Aim ::
Comb through the entries for "Output" and pull out each line that holds it.

--- begin Data supplied ---

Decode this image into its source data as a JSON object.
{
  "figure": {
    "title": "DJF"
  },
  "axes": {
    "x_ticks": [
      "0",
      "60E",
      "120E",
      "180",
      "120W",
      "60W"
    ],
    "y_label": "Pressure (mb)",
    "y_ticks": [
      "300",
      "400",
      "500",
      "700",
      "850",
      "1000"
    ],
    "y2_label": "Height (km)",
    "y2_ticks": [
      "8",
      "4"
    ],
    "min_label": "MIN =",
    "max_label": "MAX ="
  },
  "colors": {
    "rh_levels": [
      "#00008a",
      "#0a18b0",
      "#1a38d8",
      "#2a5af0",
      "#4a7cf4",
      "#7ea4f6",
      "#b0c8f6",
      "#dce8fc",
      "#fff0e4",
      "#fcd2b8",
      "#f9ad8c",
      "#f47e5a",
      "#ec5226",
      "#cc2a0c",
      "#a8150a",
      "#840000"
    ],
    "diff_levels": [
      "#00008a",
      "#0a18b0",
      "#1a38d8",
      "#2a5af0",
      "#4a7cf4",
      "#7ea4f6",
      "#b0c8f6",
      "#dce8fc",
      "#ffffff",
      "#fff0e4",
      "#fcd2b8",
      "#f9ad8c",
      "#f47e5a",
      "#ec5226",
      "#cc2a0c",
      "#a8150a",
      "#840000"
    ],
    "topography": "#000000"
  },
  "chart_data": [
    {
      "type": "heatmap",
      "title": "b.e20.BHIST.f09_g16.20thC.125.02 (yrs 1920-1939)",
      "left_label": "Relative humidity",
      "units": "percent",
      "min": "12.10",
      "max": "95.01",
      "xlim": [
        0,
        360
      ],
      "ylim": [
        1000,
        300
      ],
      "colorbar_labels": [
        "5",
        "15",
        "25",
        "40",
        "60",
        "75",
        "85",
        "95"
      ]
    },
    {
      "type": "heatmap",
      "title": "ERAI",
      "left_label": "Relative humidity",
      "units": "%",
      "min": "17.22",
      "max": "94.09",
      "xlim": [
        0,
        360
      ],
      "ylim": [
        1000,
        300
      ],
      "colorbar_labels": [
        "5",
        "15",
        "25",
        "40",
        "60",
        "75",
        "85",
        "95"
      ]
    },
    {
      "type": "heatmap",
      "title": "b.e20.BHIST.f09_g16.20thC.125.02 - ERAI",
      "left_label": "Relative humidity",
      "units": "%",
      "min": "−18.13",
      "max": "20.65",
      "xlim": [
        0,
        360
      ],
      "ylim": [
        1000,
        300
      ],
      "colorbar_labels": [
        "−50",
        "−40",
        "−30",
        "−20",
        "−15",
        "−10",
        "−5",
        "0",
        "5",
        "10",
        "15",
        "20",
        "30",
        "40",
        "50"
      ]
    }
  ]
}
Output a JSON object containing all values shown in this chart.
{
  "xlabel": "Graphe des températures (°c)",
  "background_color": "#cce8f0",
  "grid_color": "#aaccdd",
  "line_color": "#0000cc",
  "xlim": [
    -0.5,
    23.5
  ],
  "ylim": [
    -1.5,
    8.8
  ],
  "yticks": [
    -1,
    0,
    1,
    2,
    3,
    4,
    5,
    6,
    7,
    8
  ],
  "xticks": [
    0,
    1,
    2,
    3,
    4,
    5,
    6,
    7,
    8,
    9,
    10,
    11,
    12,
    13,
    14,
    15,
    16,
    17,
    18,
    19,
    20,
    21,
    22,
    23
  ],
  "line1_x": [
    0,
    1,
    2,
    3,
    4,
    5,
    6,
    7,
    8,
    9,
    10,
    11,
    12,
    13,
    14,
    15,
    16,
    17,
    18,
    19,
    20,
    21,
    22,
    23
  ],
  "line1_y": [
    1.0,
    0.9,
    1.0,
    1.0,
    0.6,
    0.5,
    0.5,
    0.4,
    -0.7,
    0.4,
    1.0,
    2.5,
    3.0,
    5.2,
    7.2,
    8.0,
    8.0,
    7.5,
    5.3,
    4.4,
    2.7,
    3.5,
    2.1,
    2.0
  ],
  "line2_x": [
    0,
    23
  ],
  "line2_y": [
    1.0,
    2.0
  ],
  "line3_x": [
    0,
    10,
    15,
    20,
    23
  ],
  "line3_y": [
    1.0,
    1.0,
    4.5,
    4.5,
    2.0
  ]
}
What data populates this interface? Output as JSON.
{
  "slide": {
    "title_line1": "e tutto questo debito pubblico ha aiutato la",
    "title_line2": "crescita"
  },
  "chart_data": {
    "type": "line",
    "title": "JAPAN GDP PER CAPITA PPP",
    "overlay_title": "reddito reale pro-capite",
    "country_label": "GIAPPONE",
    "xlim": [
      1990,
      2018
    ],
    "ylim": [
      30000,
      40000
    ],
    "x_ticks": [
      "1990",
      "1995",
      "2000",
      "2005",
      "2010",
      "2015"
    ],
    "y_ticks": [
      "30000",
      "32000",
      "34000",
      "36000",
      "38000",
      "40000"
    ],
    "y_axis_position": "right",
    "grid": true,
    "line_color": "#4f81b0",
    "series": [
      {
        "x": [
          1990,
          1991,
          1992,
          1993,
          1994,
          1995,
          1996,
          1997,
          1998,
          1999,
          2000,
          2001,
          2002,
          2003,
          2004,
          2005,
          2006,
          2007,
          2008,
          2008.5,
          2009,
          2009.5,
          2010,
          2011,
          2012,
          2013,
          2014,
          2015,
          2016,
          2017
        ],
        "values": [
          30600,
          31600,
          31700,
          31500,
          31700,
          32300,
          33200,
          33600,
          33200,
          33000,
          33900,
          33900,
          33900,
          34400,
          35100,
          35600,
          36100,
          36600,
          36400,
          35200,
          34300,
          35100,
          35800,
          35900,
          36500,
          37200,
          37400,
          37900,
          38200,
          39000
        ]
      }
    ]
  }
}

--- end Data supplied ---

Task result ::
Output a JSON object containing all values shown in this chart.
What data populates this interface? Output as JSON.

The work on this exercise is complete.